# Required work
Find each line with the string "Carlsen" and report it.

# Data for the task
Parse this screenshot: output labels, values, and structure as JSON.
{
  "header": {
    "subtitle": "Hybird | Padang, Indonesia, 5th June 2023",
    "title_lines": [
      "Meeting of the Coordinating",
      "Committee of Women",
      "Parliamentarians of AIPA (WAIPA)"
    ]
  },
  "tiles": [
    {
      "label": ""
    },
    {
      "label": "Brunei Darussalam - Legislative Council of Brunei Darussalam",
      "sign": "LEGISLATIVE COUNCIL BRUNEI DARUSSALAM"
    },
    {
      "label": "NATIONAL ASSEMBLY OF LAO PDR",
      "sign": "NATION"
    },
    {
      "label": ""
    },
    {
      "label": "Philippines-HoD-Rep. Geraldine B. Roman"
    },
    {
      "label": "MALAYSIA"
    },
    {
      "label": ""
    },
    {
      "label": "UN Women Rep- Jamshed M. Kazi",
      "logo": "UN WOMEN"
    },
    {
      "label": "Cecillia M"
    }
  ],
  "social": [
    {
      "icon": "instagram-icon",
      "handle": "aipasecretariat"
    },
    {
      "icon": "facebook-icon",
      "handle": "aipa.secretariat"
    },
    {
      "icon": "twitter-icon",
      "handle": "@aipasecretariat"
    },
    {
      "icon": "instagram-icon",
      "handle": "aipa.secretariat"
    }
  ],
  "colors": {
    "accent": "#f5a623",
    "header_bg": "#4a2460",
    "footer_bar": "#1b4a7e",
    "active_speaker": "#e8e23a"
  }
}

...

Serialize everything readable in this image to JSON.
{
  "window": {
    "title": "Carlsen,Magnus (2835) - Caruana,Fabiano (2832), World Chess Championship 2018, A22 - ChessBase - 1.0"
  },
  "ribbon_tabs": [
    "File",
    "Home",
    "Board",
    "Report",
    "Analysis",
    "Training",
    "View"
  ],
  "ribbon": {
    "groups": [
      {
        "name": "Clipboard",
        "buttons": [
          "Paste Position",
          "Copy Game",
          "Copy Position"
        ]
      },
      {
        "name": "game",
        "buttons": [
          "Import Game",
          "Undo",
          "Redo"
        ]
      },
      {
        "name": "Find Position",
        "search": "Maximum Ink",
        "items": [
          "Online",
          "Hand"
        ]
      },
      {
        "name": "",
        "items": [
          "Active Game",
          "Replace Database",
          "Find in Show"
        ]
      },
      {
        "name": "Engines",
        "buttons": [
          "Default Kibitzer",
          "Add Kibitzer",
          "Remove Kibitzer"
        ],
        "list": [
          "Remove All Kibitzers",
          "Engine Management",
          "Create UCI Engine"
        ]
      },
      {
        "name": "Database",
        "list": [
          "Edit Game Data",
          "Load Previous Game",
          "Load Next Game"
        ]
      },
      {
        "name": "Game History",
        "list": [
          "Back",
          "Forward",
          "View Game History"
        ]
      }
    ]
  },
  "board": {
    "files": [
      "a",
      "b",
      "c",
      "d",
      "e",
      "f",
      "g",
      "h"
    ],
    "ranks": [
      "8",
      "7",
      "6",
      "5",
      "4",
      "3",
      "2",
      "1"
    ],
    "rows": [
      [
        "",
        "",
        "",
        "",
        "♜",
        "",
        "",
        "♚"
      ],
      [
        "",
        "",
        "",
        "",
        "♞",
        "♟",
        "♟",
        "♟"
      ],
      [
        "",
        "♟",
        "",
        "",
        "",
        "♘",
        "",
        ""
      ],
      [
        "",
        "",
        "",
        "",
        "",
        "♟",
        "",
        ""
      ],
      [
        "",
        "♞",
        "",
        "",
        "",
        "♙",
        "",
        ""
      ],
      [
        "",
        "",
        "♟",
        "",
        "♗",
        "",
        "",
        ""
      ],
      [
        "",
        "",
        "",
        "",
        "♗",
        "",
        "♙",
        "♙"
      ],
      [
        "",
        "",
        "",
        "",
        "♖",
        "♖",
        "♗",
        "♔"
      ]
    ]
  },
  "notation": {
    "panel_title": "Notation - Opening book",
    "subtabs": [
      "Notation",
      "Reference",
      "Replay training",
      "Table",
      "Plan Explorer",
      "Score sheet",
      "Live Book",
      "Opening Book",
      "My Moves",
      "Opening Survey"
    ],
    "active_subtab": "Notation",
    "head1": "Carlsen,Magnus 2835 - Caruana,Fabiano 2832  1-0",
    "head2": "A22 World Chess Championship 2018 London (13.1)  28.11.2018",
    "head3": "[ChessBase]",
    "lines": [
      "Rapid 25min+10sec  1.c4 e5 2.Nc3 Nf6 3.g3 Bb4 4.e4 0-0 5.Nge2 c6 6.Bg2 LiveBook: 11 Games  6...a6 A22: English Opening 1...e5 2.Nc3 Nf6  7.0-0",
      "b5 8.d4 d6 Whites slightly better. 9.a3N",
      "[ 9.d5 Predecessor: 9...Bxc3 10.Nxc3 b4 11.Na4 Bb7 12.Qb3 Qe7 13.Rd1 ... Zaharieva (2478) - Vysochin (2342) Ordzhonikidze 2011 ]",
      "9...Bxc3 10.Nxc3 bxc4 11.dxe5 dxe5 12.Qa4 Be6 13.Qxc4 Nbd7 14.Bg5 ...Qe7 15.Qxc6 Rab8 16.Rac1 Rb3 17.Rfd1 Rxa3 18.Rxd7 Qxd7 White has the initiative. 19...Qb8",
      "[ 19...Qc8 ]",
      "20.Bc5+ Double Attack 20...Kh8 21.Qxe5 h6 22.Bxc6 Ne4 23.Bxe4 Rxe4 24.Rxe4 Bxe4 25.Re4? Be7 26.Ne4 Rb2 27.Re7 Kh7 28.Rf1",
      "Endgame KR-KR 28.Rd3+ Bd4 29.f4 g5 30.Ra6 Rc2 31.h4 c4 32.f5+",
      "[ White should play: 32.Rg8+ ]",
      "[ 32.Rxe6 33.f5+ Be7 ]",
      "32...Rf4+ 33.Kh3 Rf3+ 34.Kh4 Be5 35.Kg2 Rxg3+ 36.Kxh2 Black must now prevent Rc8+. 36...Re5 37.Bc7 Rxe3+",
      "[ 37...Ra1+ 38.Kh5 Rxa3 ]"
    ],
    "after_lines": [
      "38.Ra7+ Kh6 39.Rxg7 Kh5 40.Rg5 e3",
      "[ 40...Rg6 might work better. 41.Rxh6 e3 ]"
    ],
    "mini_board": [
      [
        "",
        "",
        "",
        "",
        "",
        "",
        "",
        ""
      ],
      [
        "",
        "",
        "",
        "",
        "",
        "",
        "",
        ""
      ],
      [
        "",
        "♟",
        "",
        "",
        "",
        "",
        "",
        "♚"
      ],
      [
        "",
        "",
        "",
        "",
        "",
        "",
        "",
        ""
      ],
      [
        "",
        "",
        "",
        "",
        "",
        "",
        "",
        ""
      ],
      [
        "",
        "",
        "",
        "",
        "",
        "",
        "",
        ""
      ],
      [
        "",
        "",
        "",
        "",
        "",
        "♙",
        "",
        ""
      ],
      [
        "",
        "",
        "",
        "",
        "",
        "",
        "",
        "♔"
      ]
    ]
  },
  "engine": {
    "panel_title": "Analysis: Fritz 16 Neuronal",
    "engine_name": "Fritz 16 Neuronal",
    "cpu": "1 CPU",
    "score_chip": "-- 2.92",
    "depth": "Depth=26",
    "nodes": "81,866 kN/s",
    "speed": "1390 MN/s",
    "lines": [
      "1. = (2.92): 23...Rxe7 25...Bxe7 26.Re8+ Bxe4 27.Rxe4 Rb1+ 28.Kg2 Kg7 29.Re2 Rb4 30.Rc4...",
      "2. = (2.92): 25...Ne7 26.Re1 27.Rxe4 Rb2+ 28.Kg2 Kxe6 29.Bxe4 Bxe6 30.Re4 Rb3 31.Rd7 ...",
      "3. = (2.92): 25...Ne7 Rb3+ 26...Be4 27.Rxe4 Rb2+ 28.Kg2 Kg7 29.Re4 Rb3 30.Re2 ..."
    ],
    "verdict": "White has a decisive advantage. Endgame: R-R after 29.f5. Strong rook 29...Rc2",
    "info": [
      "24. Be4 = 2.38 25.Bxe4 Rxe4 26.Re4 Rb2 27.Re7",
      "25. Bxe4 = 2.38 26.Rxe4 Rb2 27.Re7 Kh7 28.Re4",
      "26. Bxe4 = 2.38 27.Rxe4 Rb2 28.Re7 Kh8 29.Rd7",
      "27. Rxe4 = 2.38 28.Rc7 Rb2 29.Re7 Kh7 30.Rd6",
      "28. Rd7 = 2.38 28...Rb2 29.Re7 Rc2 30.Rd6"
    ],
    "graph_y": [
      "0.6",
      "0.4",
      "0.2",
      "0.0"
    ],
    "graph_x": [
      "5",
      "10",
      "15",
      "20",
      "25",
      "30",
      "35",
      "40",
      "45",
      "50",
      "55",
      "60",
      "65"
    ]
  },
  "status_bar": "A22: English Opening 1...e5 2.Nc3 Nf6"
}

---

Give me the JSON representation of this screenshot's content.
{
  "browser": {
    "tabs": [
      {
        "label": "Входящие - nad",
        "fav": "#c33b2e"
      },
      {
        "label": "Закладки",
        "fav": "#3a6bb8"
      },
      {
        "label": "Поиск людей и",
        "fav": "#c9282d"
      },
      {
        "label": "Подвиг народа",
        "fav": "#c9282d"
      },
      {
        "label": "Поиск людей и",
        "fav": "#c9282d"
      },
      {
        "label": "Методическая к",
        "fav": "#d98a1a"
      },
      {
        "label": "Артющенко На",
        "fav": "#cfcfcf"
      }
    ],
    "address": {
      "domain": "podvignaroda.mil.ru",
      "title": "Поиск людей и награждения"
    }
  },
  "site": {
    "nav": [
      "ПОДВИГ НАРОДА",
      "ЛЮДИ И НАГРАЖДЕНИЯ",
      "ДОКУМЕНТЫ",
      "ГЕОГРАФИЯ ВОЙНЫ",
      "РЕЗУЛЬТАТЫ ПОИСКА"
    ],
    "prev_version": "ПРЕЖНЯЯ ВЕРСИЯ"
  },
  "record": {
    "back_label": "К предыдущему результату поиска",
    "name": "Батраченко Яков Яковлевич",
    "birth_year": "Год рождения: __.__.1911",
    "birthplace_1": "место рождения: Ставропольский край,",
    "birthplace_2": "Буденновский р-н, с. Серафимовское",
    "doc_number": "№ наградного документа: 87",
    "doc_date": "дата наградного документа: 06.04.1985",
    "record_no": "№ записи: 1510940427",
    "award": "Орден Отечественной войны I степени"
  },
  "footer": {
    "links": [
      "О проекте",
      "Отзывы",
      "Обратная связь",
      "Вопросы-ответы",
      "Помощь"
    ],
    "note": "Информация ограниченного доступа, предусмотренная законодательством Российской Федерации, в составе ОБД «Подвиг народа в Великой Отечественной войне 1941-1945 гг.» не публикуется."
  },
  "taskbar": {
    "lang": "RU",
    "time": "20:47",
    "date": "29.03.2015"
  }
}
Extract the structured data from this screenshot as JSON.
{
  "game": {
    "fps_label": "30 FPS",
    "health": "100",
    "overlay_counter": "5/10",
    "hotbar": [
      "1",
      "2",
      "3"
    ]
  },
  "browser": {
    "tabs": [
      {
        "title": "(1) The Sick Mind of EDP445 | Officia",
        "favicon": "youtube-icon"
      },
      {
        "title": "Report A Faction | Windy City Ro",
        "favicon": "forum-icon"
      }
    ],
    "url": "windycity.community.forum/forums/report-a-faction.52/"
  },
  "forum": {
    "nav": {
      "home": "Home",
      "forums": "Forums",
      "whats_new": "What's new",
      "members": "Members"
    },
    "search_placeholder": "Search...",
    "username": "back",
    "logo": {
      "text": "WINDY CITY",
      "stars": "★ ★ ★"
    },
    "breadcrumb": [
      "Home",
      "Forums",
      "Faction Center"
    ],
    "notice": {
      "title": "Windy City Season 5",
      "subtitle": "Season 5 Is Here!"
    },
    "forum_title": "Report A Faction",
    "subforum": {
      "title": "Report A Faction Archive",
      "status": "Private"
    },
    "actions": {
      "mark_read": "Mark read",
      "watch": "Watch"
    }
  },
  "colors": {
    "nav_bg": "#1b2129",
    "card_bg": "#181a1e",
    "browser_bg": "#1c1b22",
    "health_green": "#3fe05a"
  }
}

# Exercise result
    "title": "Carlsen,Magnus (2835) - Caruana,Fabiano (2832), World Chess Championship 2018, A22 - ChessBase - 1.0"
    "head1": "Carlsen,Magnus 2835 - Caruana,Fabiano 2832  1-0",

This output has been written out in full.